**WHAT YOU NEED TO DO:** From the entries below, extract every line that includes the word "marker".
=== DATA EXTRACT ===
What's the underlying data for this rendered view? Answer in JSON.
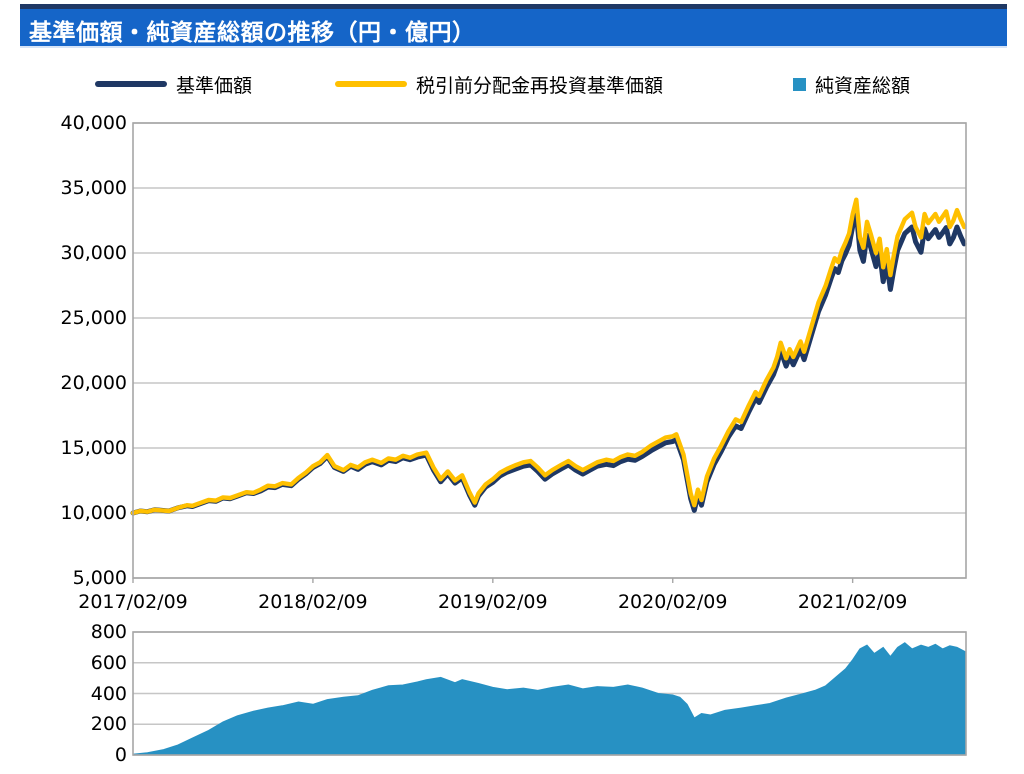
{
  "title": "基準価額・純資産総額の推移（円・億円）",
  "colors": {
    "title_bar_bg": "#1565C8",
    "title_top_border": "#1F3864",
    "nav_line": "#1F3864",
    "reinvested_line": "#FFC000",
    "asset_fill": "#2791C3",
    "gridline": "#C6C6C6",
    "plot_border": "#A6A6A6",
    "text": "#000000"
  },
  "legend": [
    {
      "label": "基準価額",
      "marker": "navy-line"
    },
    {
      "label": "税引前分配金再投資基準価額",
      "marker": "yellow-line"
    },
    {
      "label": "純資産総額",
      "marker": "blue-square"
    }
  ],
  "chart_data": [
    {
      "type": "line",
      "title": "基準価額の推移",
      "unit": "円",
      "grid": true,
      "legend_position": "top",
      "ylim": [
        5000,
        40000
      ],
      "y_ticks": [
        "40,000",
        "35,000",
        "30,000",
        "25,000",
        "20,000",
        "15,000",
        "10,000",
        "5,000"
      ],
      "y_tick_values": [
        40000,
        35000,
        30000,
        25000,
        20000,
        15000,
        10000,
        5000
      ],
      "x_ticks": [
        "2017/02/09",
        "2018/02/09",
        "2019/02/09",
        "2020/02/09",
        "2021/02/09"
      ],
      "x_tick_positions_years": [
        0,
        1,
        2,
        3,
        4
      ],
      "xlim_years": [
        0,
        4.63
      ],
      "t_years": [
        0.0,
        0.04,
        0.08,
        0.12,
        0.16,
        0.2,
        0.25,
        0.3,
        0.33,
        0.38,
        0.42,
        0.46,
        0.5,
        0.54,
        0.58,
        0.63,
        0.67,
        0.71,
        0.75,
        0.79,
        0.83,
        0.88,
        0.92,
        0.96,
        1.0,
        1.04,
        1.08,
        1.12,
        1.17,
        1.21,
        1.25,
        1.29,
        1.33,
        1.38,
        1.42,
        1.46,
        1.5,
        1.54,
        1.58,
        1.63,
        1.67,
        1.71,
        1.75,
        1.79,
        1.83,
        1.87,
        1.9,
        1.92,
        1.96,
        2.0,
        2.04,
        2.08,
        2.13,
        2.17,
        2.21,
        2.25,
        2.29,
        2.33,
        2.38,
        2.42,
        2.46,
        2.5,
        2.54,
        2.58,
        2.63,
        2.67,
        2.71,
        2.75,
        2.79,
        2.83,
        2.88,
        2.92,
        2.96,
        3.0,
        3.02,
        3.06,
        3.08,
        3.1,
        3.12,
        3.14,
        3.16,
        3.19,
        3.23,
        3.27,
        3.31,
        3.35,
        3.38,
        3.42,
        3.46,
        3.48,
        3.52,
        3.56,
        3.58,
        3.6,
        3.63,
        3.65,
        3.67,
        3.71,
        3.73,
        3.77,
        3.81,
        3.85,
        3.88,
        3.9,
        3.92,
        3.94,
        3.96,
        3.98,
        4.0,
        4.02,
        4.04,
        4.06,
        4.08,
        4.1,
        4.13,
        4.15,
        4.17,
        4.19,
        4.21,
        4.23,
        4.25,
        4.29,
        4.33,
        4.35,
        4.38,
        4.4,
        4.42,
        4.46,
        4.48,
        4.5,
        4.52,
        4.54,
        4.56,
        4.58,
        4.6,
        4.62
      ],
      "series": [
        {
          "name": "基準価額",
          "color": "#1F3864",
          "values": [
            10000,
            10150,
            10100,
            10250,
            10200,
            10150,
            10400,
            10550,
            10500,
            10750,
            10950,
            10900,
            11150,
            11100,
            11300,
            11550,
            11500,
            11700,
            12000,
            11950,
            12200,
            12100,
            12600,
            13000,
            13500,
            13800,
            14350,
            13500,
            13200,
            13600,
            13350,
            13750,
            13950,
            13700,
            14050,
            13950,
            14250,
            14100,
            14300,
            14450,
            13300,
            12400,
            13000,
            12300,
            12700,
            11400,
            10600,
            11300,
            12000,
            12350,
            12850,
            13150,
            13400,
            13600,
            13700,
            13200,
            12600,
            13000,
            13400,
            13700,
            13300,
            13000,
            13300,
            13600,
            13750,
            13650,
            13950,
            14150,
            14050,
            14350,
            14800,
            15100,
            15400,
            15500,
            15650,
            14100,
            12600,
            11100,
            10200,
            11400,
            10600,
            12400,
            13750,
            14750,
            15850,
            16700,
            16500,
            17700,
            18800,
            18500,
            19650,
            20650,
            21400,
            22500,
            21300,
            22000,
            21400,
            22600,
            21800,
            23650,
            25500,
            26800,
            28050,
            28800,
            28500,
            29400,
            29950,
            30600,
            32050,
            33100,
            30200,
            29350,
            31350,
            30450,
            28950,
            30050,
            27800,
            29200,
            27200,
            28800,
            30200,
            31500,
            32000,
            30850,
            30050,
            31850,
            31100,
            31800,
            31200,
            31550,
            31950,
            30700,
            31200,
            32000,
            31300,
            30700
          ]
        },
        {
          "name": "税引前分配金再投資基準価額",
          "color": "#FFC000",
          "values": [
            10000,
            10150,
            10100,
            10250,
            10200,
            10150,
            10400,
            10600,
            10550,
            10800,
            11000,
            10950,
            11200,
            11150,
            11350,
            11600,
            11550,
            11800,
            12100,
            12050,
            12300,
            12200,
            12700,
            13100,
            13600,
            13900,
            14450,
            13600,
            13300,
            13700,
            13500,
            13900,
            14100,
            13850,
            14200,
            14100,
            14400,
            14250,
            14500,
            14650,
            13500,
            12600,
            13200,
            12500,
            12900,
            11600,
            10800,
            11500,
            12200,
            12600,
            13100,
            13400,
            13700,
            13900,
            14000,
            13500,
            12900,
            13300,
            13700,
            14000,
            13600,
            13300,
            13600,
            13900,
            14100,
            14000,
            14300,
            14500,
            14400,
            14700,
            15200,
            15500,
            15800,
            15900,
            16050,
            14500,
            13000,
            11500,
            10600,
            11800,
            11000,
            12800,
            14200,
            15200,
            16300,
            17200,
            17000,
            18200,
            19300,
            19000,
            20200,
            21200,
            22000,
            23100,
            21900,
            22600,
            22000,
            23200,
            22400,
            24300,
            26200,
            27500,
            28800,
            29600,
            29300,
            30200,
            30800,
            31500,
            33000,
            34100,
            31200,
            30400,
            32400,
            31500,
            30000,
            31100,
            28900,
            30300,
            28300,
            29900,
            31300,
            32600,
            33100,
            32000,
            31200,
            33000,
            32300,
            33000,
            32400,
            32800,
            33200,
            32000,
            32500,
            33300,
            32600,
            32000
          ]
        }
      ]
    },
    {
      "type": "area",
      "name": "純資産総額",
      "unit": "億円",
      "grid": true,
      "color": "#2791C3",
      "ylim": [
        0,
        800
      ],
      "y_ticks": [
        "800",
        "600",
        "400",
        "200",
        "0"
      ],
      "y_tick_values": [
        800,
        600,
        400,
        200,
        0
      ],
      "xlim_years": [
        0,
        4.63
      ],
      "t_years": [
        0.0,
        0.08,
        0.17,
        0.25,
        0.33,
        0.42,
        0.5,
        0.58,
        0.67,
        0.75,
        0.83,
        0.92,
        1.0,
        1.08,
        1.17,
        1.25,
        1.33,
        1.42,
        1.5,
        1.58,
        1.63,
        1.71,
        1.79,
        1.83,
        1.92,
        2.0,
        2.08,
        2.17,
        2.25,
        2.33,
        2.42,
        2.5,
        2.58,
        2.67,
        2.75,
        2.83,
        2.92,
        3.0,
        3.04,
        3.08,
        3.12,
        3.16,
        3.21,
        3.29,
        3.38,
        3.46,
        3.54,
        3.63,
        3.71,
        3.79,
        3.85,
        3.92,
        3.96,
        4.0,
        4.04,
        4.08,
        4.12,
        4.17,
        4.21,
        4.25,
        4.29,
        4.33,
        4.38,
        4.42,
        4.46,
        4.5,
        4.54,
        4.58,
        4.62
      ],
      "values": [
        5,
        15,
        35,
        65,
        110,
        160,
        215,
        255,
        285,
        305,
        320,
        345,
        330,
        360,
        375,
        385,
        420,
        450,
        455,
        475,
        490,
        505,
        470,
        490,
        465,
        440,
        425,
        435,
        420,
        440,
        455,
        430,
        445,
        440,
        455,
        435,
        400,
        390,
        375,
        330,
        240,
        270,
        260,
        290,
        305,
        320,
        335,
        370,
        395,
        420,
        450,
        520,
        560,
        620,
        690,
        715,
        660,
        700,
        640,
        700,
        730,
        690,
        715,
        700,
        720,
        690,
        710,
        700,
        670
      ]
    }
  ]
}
===
**RESULT FOR THIS TASK:**
      "marker": "navy-line"
      "marker": "yellow-line"
      "marker": "blue-square"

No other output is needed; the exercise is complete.